Heterogeneous-Families

This repository contains the code that allows replication of my paper Consumption Inequality across Heterogeneous Families, published at the European Economic Review. The paper uses consumption and wage data in the PSID in order to:

• estimate consumption and labor supply preference heterogeneity across households in the US;
• quantify the implications of preference heterogeneity for consumption inequality;
• quantify the implications of preference heterogeneity for consumption partial insurance against permanent and transitory wage shocks.

Apart from the purpose of replicating the paper, the code posted here may also be useful to researchers who want to operationalise and use the rich consumption data in the PSID after 1999.

The journal website of the paper is here: https://doi.org/10.1016/j.euroecorev.2021.103765.

Replication package details

The replication package has two main parts, the STATA part and the MATLAB part, corresponding to data management & preparation (STATA) and structural estimation (MATLAB) respectively. To run the code, download the replication folder to your computer and update the directories to reflect this folder as I illustrate below.

Data management & preparation

The code is organized as follows:

• HF00_masterfile.do sets the computer directories and calls all other do files sequentially. Researchers who want to run the STATA part of the code need only update the directories to reflect the replication folder on their computer and then run this file. The code runs in a couple of minutes if HF12_do_bootstrap.do (which obtains the bootstrap samples) is commented out. The rest of the code, including the structural estimation, should run without issues but without estimating standard errors / p-values. The code takes several hours and uses about 60GB of memory if HF12_do_bootstrap.do is commented in.
--
### WRITTEN EXERCISE 1:
According to the repository description, about how much memory does the code use when HF12_do_bootstrap.do is commented in?

### DATA:
--
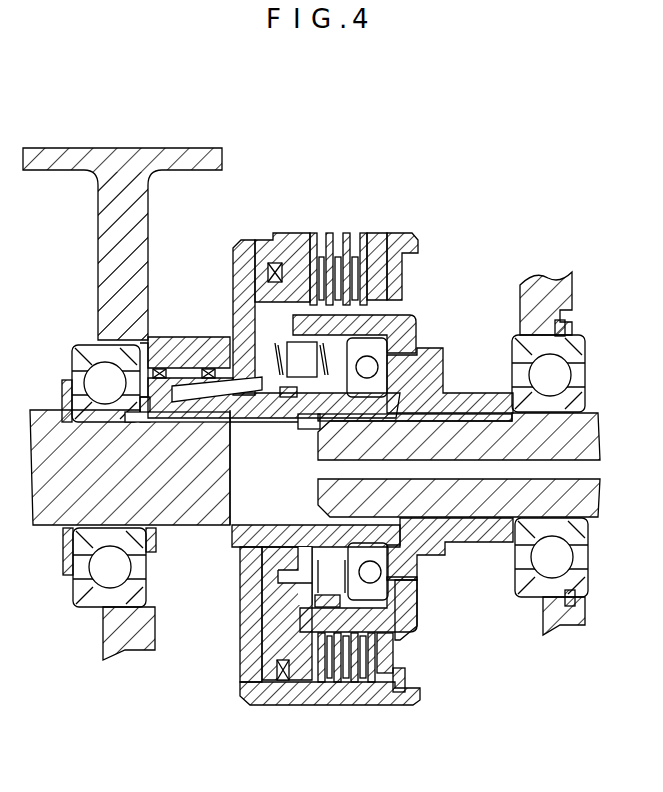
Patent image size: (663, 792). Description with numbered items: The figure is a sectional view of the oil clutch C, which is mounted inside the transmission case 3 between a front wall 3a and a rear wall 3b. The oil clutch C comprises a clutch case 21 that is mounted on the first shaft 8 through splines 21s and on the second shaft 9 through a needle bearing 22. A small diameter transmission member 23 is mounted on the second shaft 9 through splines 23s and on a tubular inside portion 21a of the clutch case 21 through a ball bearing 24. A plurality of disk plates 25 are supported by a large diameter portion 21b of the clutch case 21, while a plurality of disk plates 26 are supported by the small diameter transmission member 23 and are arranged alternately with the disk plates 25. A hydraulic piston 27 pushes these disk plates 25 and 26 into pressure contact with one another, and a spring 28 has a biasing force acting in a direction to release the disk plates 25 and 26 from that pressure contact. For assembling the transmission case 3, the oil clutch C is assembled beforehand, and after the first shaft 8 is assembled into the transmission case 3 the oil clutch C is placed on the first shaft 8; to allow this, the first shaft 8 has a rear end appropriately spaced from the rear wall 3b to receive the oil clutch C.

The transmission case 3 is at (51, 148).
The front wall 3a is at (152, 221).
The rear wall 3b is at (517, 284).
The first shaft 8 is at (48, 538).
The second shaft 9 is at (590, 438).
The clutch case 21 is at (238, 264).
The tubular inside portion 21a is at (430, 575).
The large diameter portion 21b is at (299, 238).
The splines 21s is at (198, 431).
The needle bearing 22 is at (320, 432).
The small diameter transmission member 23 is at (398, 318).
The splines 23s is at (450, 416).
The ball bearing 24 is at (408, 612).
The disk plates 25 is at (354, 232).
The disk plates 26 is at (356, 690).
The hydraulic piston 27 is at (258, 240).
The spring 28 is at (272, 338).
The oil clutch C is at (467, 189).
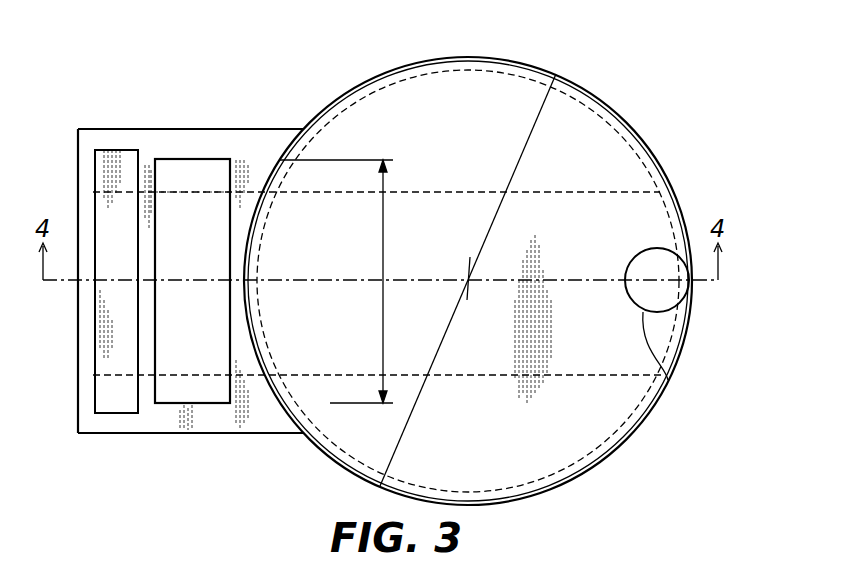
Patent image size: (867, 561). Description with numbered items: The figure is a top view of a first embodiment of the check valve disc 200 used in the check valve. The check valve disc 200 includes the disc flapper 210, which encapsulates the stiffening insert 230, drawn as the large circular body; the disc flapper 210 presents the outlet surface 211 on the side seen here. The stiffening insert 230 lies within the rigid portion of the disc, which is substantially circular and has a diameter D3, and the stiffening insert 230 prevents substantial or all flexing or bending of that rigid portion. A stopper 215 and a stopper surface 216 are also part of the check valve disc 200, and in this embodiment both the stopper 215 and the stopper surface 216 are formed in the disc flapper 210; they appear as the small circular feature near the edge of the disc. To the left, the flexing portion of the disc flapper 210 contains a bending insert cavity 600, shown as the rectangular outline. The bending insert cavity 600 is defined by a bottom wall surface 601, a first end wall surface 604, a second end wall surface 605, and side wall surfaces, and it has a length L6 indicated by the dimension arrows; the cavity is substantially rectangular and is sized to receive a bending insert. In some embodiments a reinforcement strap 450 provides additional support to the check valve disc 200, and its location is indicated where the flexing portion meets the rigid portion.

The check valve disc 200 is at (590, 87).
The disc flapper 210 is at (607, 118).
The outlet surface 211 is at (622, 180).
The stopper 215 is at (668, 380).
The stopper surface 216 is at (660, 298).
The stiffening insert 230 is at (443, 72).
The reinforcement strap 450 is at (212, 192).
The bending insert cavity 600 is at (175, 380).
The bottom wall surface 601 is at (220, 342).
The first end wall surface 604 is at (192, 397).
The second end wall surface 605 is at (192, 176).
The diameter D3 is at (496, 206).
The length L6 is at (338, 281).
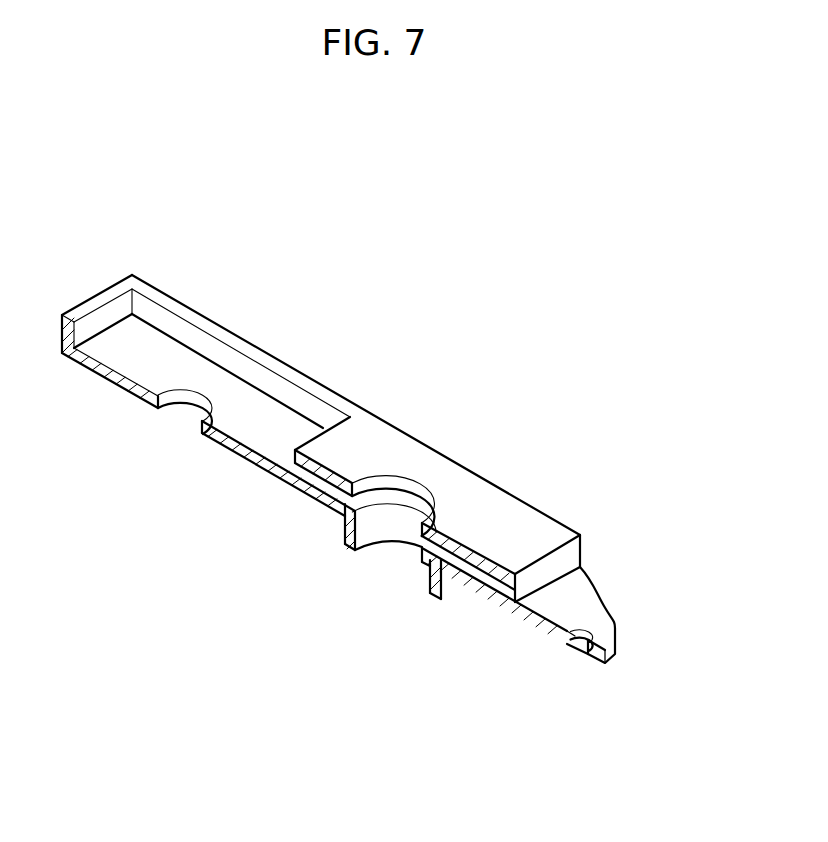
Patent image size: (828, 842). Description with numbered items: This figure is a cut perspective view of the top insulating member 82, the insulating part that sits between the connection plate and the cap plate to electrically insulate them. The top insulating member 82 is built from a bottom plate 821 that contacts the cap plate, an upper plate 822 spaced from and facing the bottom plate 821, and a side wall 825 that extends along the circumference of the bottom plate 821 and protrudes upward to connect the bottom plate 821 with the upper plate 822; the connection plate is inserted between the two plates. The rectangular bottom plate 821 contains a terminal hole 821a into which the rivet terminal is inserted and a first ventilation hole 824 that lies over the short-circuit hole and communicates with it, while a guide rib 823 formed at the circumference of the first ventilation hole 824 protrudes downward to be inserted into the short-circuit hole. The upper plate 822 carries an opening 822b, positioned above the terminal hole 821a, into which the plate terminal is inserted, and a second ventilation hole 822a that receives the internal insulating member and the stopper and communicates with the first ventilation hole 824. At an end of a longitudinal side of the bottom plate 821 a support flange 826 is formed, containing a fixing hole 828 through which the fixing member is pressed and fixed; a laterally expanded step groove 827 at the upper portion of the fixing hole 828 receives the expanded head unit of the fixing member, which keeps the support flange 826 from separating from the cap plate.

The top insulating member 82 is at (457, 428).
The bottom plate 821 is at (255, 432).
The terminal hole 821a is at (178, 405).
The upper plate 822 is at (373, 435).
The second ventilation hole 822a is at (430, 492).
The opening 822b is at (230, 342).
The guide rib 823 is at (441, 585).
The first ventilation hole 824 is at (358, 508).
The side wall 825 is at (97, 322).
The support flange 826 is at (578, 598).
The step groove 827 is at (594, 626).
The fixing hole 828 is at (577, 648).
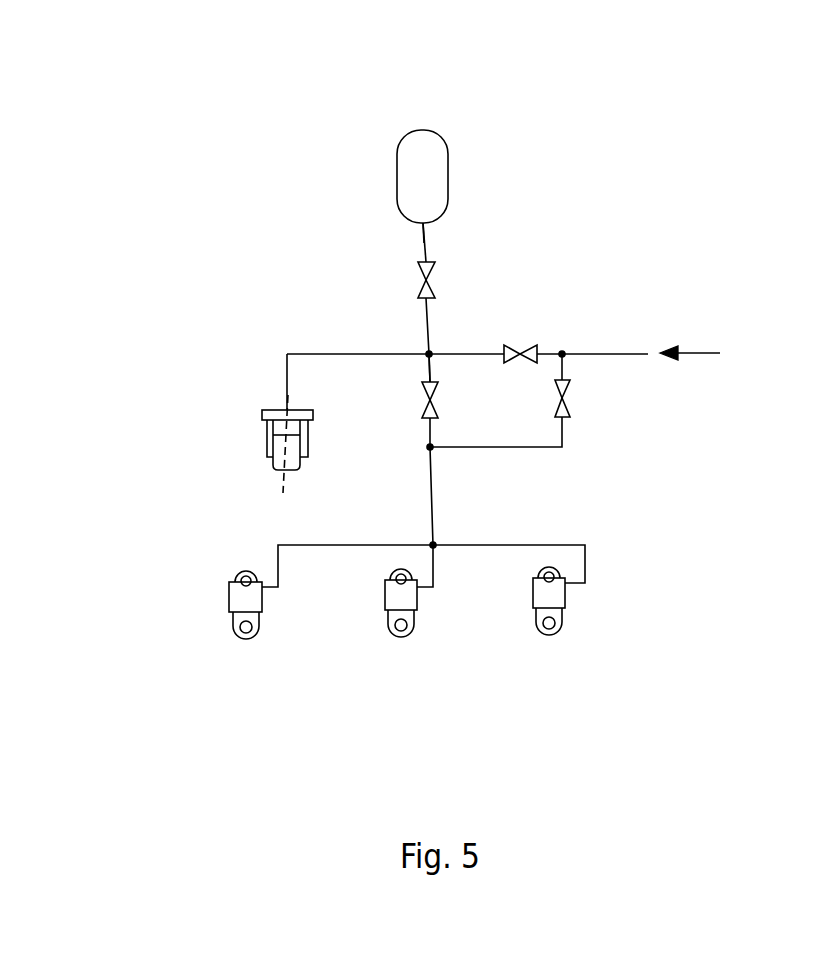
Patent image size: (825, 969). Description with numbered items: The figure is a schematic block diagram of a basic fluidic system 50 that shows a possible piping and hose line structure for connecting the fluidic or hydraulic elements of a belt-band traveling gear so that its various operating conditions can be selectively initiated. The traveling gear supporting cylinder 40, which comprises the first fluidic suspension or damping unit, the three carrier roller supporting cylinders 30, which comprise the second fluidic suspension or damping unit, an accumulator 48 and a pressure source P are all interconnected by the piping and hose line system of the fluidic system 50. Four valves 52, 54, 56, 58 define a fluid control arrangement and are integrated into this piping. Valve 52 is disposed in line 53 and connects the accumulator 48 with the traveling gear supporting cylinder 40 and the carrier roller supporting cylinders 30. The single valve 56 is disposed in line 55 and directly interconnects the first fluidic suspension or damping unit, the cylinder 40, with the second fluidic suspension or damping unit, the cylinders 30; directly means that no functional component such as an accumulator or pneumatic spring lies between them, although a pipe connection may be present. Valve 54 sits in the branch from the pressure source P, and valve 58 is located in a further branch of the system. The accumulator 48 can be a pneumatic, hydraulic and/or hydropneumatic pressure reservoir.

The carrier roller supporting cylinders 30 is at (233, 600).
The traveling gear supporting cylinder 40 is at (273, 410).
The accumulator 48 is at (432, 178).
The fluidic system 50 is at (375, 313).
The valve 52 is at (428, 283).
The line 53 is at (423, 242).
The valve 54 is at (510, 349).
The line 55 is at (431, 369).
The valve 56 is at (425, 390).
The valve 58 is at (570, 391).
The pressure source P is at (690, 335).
--
### WRITTEN EXERCISE 2:
In the records, list as a numbered list the lines from the line with "Patent image size: (867, 561)." to the line with "The outlet surface 211 is at (622, 180).", both included. Omit blank lines.

### COMPLETE OUTPUT 1:
About 60GB.

### COMPLETE OUTPUT 2:
1. Patent image size: (867, 561). Description with numbered items: The figure is a top view of a first embodiment of the check valve disc 200 used in the check valve. The check valve disc 200 includes the disc flapper 210, which encapsulates the stiffening insert 230, drawn as the large circular body; the disc flapper 210 presents the outlet surface 211 on the side seen here. The stiffening insert 230 lies within the rigid portion of the disc, which is substantially circular and has a diameter D3, and the stiffening insert 230 prevents substantial or all flexing or bending of that rigid portion. A stopper 215 and a stopper surface 216 are also part of the check valve disc 200, and in this embodiment both the stopper 215 and the stopper surface 216 are formed in the disc flapper 210; they appear as the small circular feature near the edge of the disc. To the left, the flexing portion of the disc flapper 210 contains a bending insert cavity 600, shown as the rectangular outline. The bending insert cavity 600 is defined by a bottom wall surface 601, a first end wall surface 604, a second end wall surface 605, and side wall surfaces, and it has a length L6 indicated by the dimension arrows; the cavity is substantially rectangular and is sized to receive a bending insert. In some embodiments a reinforcement strap 450 provides additional support to the check valve disc 200, and its location is indicated where the flexing portion meets the rigid portion.
2. The check valve disc 200 is at (590, 87).
3. The disc flapper 210 is at (607, 118).
4. The outlet surface 211 is at (622, 180).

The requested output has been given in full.